[Goal]
Count every line where "ΔWenv" occurs. Give the total alone.
begin Extracted data
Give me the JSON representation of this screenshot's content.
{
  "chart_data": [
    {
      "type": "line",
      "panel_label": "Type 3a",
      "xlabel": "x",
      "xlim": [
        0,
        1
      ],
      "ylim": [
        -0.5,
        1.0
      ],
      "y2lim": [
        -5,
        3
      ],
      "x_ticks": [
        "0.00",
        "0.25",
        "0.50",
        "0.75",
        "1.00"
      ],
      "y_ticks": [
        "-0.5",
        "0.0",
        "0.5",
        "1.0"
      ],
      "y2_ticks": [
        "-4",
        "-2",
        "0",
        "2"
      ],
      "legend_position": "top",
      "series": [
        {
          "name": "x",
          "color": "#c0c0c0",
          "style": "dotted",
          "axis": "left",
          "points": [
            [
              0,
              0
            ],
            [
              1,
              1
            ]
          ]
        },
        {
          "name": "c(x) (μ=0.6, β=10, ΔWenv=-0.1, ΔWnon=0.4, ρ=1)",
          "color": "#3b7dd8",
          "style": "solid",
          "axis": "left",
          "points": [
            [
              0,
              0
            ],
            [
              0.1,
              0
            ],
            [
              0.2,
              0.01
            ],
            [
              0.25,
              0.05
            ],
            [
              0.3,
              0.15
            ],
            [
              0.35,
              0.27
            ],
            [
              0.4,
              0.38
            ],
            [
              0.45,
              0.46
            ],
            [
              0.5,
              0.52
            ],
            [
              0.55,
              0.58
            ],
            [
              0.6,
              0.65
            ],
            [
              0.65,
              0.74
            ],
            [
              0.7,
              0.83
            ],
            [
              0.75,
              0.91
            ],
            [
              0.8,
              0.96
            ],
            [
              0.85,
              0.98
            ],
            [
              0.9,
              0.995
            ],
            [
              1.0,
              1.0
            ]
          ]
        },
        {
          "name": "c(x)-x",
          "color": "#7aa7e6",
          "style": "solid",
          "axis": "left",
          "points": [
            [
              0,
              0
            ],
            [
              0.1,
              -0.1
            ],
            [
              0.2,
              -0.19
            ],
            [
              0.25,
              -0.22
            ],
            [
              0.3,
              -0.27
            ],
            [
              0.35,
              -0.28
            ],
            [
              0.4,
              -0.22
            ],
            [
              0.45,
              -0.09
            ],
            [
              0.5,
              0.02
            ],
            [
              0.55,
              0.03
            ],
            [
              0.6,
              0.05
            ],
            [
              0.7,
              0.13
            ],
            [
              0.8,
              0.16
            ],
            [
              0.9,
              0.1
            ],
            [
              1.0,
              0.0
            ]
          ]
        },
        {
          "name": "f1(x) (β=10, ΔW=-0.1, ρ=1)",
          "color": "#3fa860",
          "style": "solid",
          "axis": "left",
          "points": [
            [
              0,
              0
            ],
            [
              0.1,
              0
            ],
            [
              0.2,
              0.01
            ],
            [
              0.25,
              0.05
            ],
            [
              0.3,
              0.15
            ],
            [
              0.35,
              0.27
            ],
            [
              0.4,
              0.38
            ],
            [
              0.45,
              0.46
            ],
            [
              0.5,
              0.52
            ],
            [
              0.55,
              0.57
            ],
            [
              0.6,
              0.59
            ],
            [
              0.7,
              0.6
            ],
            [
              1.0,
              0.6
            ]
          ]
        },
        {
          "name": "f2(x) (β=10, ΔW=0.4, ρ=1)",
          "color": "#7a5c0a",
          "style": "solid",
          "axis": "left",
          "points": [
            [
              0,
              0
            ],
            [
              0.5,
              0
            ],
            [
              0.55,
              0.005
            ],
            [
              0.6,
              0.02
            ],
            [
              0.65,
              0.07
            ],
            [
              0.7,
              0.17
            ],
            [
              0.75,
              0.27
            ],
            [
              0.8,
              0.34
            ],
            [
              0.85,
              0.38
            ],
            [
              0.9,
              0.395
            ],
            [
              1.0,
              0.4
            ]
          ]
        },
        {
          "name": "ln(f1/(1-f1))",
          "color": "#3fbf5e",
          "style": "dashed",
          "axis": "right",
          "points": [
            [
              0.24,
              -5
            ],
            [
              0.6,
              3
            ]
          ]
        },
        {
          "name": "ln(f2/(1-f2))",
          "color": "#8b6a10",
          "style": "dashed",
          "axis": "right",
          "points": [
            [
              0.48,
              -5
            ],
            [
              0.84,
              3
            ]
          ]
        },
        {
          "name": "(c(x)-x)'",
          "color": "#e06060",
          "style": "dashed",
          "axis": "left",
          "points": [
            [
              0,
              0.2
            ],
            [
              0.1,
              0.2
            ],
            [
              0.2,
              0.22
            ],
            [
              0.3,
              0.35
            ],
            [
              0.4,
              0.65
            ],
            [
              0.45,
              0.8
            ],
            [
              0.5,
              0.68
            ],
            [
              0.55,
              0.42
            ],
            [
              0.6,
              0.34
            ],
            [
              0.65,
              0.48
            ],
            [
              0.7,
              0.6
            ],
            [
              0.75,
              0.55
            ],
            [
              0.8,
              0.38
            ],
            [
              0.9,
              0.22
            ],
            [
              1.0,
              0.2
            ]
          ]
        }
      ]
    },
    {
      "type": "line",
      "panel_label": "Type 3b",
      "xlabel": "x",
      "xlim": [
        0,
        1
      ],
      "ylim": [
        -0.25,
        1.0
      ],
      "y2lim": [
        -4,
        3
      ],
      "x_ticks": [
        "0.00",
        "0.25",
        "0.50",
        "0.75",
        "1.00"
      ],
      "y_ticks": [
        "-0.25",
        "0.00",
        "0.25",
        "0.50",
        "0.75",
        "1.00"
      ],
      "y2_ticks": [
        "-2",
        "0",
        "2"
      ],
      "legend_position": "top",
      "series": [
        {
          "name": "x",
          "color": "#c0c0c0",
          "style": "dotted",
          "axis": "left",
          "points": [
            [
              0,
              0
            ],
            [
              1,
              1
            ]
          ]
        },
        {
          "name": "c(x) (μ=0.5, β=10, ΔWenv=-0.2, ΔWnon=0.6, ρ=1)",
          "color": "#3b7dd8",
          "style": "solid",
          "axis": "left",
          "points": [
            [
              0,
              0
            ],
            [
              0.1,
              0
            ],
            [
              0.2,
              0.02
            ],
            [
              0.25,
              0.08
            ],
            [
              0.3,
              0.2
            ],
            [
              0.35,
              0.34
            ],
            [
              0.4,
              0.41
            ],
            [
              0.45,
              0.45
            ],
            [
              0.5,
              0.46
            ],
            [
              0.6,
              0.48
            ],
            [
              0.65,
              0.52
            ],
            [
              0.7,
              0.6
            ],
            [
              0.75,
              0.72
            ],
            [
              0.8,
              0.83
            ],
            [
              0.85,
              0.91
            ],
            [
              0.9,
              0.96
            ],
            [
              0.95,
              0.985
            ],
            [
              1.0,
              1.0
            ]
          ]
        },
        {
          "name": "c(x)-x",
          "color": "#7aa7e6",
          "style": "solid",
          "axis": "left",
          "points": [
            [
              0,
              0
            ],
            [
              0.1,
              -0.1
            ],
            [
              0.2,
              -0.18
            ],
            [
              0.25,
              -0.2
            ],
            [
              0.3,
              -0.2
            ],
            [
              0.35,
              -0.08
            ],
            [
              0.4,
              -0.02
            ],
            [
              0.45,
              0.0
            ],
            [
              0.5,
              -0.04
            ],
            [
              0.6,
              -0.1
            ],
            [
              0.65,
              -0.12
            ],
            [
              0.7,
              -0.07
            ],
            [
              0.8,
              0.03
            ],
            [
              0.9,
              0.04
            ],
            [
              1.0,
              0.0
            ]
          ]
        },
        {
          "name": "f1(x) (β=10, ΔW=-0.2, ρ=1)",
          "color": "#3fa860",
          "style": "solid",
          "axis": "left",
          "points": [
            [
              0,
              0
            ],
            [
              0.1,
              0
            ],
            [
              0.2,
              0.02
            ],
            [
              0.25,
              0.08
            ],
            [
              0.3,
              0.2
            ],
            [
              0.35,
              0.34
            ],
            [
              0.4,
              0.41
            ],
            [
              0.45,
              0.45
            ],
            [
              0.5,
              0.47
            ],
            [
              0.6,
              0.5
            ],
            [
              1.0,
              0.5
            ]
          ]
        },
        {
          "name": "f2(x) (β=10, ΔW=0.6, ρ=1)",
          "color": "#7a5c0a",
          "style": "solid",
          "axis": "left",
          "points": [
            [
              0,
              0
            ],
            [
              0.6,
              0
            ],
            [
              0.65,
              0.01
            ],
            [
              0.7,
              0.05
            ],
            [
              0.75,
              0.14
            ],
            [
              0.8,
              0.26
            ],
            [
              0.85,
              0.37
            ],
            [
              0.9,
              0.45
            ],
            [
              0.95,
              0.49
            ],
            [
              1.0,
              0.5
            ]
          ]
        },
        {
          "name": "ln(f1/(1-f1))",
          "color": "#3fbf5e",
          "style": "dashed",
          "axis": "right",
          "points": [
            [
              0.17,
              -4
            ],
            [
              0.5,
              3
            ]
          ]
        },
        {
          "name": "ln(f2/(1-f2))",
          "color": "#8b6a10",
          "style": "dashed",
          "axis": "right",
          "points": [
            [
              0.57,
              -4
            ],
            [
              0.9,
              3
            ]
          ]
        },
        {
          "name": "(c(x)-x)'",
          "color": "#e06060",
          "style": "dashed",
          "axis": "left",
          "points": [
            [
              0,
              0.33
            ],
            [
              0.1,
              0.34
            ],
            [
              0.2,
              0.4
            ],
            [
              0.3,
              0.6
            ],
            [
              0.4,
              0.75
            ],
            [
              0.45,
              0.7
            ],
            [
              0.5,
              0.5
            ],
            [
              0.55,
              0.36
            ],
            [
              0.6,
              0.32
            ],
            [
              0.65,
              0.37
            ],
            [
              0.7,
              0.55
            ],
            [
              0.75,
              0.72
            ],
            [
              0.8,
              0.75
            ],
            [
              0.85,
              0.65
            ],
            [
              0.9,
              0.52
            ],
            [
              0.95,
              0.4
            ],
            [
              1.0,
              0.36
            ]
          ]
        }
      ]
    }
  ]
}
end Extracted data
[Solution to this task]
2